(Collection entries)
###
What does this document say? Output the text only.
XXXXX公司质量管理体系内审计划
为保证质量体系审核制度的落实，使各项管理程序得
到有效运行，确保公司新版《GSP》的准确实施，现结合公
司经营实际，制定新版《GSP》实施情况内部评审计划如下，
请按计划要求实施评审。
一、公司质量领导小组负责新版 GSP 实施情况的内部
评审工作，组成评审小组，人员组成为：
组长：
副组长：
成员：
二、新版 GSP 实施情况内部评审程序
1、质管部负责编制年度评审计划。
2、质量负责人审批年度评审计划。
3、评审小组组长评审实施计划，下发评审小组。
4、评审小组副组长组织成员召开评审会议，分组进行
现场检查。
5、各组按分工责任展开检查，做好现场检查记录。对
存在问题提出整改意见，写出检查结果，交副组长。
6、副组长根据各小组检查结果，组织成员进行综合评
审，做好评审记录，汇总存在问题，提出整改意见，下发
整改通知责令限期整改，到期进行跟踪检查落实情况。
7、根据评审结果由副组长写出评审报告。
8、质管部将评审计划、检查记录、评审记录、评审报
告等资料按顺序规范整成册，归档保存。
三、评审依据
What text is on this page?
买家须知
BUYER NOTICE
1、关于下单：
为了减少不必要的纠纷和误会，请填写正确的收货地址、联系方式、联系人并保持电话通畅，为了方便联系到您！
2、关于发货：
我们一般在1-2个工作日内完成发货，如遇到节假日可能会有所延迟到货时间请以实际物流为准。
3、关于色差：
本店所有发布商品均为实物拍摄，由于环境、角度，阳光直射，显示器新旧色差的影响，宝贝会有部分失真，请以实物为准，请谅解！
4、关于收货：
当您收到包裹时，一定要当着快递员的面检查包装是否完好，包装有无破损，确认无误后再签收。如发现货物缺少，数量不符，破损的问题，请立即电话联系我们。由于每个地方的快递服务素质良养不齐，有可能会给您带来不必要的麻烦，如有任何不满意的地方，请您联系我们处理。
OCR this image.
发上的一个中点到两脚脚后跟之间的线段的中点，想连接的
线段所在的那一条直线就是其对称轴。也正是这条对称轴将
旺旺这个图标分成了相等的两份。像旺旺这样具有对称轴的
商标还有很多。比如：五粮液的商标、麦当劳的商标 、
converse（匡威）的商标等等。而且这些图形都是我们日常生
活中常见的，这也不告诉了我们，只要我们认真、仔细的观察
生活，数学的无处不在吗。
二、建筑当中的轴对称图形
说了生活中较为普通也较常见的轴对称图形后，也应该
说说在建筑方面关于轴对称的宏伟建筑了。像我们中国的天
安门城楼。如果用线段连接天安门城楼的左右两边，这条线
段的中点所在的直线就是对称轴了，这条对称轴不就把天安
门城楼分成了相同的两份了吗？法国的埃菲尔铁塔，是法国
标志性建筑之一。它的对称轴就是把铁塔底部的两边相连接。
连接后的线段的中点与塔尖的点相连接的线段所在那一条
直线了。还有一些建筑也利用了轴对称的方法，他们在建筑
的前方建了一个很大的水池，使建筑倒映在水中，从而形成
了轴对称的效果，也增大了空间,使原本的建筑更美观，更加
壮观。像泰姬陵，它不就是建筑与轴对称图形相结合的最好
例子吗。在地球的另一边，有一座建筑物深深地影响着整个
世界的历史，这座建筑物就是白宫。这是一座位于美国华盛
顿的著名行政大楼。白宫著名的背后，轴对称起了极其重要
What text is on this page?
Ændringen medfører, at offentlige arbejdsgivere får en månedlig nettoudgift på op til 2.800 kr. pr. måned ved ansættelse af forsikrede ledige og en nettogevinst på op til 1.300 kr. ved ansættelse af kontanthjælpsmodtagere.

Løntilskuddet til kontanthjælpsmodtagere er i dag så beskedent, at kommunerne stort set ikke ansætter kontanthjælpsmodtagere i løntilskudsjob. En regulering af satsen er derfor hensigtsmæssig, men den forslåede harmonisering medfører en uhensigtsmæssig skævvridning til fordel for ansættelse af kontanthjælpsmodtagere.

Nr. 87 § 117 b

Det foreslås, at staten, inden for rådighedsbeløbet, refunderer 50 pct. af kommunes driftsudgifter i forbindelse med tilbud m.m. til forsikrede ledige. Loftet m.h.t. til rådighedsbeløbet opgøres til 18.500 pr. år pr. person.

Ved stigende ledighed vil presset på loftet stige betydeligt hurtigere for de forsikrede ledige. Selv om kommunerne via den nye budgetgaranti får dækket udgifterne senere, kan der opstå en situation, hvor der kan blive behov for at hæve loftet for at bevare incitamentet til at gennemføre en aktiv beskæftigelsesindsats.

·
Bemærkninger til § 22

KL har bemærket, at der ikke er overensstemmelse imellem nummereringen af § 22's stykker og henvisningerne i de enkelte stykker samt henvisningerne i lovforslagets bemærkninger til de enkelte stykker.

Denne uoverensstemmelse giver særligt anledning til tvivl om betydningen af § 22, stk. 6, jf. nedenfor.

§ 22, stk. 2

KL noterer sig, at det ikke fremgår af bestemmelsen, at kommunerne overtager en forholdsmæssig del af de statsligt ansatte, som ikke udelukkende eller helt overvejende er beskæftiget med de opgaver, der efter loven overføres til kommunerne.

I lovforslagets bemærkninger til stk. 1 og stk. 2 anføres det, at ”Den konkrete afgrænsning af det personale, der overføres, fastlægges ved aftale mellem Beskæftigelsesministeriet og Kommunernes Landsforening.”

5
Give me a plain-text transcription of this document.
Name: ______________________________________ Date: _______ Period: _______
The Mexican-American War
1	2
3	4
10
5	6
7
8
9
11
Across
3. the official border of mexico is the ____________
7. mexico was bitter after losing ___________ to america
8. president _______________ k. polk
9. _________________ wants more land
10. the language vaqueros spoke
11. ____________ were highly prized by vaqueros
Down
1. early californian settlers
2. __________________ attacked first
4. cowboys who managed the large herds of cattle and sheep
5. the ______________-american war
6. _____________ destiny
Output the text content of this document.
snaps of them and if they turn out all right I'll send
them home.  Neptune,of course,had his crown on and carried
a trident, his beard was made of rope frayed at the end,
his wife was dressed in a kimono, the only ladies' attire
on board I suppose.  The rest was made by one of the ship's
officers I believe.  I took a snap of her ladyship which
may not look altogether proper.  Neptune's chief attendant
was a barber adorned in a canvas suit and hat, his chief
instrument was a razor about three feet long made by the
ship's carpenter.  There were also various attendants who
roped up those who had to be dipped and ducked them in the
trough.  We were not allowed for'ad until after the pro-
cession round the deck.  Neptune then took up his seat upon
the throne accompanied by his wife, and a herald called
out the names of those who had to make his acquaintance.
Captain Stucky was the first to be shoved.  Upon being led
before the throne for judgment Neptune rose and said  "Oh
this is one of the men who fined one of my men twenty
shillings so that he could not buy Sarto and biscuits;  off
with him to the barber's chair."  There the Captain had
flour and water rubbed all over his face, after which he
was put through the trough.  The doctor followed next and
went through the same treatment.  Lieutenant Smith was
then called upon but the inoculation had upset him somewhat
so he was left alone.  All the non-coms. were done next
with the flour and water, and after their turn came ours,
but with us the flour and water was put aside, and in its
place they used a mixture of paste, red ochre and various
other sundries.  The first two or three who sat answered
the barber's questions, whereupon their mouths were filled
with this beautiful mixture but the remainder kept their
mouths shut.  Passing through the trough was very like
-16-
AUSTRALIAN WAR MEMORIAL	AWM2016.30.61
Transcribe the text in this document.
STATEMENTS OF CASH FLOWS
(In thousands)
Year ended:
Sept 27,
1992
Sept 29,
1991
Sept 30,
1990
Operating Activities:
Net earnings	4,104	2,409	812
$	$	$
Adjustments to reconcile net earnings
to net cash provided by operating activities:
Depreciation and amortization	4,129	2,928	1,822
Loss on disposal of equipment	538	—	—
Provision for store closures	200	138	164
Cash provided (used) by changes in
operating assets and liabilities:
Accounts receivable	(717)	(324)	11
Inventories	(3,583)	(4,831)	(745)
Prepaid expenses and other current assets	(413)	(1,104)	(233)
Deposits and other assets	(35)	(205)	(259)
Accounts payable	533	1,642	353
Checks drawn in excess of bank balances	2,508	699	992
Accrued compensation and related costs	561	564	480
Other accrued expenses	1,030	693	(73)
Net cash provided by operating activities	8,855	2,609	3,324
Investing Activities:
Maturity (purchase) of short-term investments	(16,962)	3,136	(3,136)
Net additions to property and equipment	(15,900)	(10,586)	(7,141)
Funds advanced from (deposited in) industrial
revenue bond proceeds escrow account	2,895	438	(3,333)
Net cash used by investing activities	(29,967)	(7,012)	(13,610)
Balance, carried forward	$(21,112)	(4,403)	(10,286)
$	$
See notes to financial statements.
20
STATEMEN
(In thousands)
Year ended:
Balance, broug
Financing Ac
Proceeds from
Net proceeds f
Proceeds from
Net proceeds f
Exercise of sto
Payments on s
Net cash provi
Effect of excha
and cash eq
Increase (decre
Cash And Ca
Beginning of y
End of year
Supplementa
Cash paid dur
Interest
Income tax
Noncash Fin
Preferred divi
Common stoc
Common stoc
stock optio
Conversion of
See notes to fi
###
_EXERCISE:_ In the entries above, identify each line that includes the string "barber", then copy it.

_WRITTEN ANSWER:_
was a barber adorned in a canvas suit and hat, his chief
with him to the barber's chair."  There the Captain had
the barber's questions, whereupon their mouths were filled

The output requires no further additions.